>>

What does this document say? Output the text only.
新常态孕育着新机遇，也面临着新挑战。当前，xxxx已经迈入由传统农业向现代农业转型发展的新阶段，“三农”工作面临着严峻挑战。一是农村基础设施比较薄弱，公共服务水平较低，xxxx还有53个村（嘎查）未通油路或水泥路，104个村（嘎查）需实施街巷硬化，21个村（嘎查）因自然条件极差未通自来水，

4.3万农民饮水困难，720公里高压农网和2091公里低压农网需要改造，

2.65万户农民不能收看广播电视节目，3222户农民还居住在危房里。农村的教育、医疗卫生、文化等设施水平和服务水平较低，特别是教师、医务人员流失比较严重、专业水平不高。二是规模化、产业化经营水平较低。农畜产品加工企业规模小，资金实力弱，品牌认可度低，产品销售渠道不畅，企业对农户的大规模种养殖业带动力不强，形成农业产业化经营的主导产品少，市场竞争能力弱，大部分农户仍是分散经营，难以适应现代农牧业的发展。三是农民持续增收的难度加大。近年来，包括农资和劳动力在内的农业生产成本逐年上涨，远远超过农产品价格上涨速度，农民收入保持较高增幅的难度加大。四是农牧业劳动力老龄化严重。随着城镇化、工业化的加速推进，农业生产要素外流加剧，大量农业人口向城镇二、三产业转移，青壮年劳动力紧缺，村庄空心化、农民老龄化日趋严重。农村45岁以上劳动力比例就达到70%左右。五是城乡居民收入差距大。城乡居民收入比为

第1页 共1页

<<
>>

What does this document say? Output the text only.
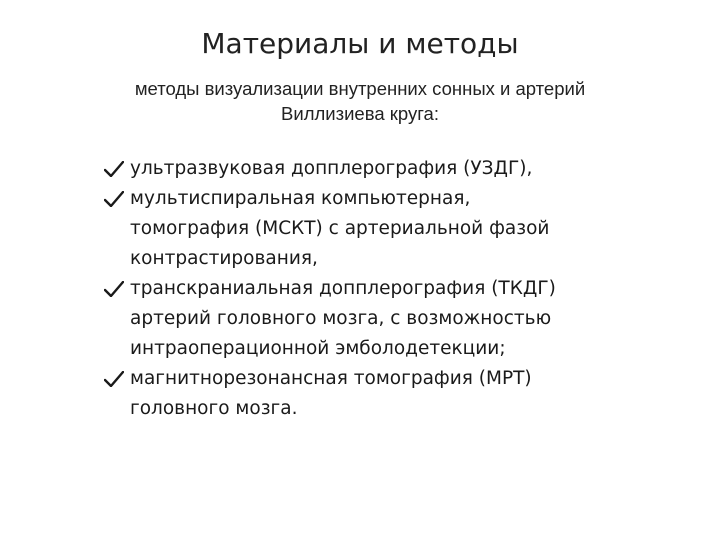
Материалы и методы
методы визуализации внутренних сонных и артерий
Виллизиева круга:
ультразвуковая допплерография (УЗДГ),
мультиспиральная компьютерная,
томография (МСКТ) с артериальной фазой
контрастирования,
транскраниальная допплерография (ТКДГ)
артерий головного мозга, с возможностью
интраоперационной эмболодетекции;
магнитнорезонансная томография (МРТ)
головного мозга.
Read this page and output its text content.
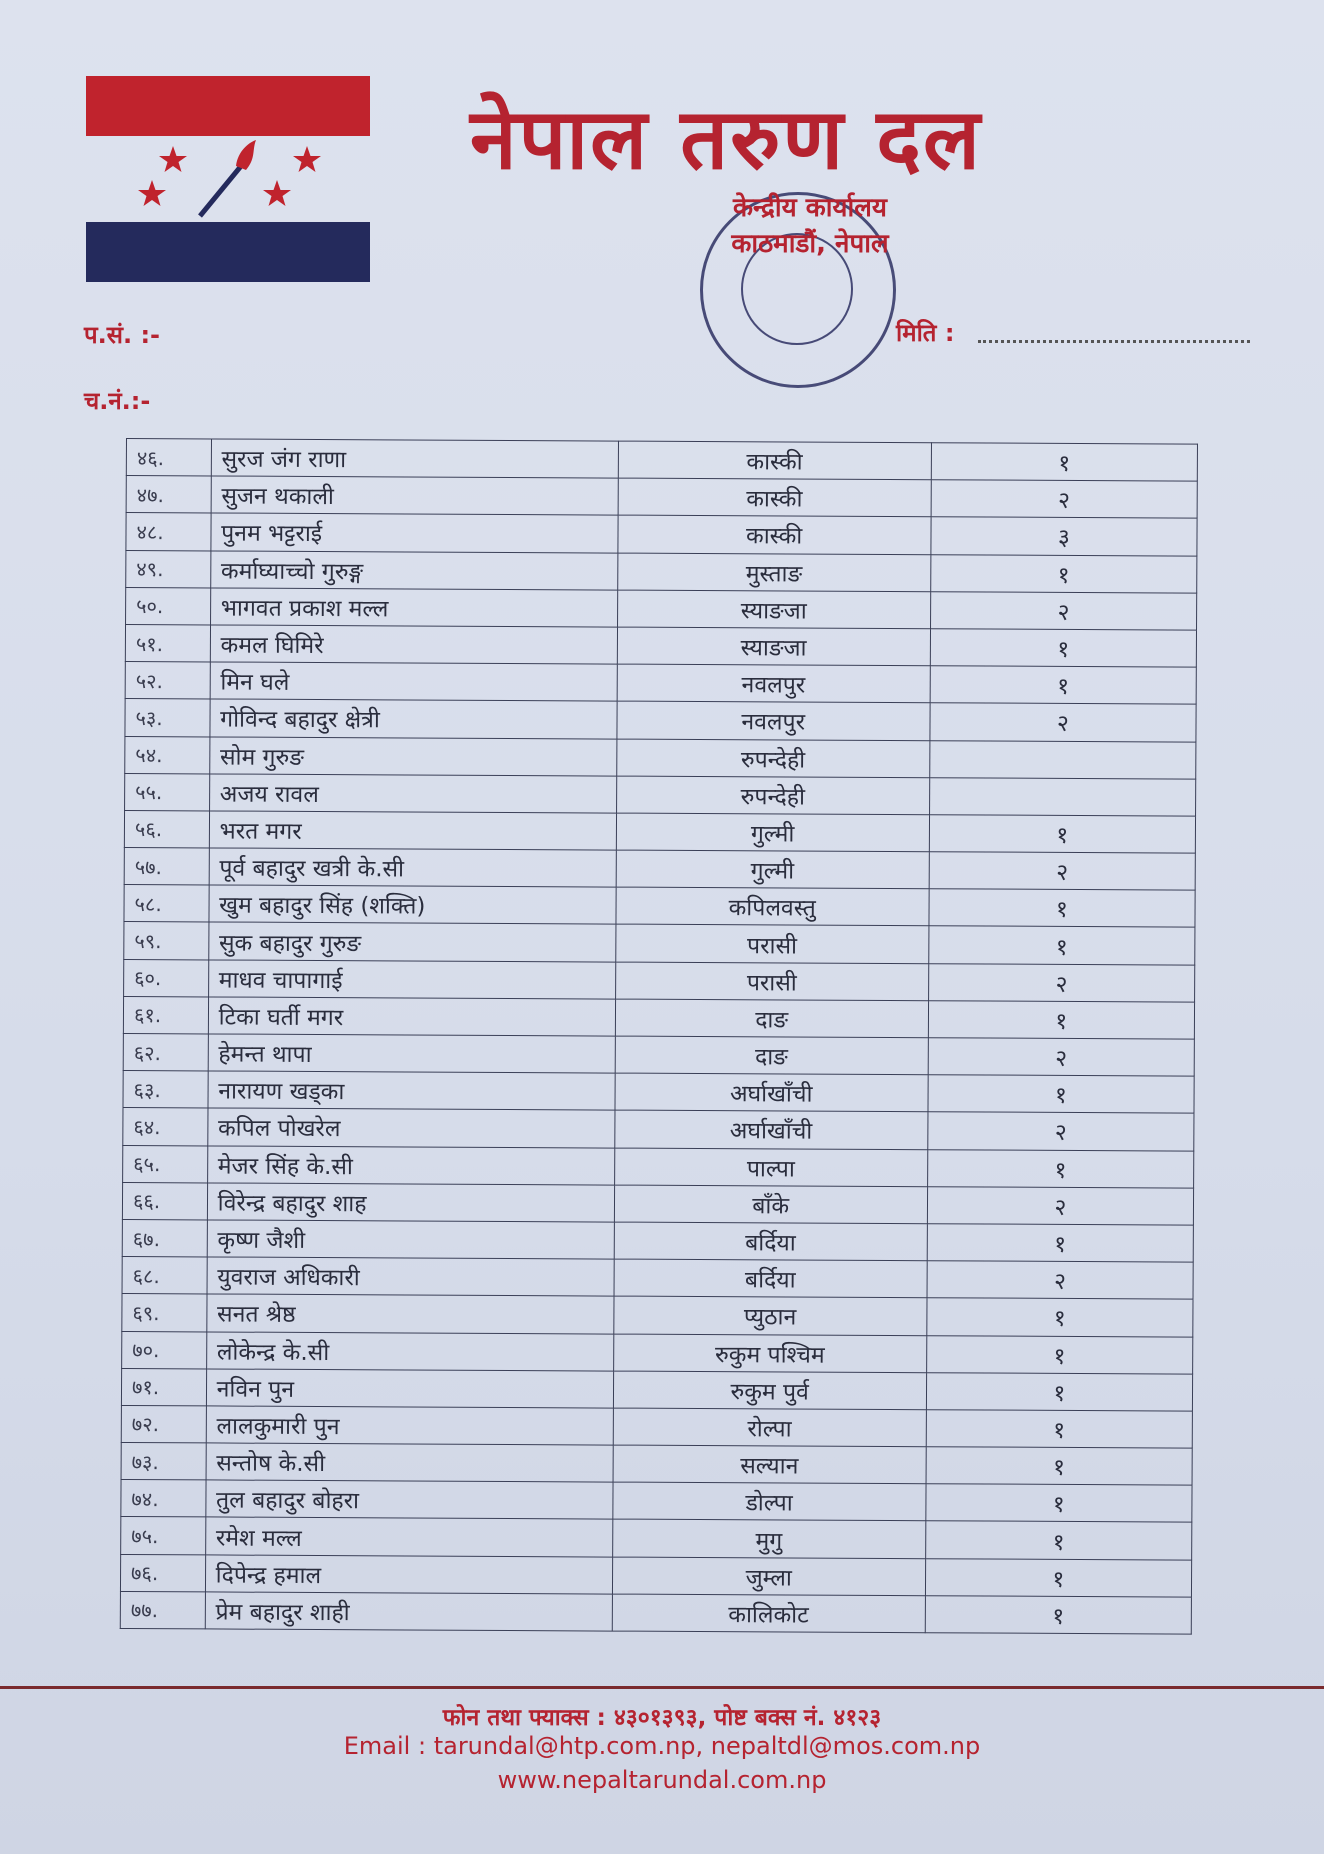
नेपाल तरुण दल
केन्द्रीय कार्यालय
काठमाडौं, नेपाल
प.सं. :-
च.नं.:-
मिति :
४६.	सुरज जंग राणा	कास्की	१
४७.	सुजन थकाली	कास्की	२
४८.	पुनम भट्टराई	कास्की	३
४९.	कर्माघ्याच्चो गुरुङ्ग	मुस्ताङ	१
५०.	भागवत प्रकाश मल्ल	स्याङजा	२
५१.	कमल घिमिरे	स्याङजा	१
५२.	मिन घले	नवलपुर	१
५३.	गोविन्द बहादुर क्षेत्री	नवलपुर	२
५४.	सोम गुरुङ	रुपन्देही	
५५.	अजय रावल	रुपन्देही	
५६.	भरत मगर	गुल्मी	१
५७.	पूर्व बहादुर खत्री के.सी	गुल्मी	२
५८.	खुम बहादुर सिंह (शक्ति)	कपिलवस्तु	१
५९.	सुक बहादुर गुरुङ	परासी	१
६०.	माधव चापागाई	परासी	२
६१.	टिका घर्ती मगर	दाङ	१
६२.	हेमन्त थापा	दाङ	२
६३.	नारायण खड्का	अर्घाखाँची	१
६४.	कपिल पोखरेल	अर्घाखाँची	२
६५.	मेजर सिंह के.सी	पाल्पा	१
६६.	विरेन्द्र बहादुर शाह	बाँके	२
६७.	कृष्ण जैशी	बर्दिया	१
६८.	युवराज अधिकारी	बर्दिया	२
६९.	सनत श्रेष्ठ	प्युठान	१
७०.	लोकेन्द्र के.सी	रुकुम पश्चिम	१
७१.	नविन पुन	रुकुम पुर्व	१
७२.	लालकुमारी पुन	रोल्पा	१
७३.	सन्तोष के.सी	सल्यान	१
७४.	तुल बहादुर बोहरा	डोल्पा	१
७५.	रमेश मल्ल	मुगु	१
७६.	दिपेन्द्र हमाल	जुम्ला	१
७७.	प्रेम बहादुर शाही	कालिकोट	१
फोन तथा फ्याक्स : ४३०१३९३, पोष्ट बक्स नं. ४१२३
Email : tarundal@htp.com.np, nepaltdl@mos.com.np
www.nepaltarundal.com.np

<<

* _AIM OF THE TASK_:
Read through the entries and copy each line in which "नवलप" appears.

* _SOLUTION FOR THIS EXERCISE_:
५२.	मिन घले	नवलपुर	१
५३.	गोविन्द बहादुर क्षेत्री	नवलपुर	२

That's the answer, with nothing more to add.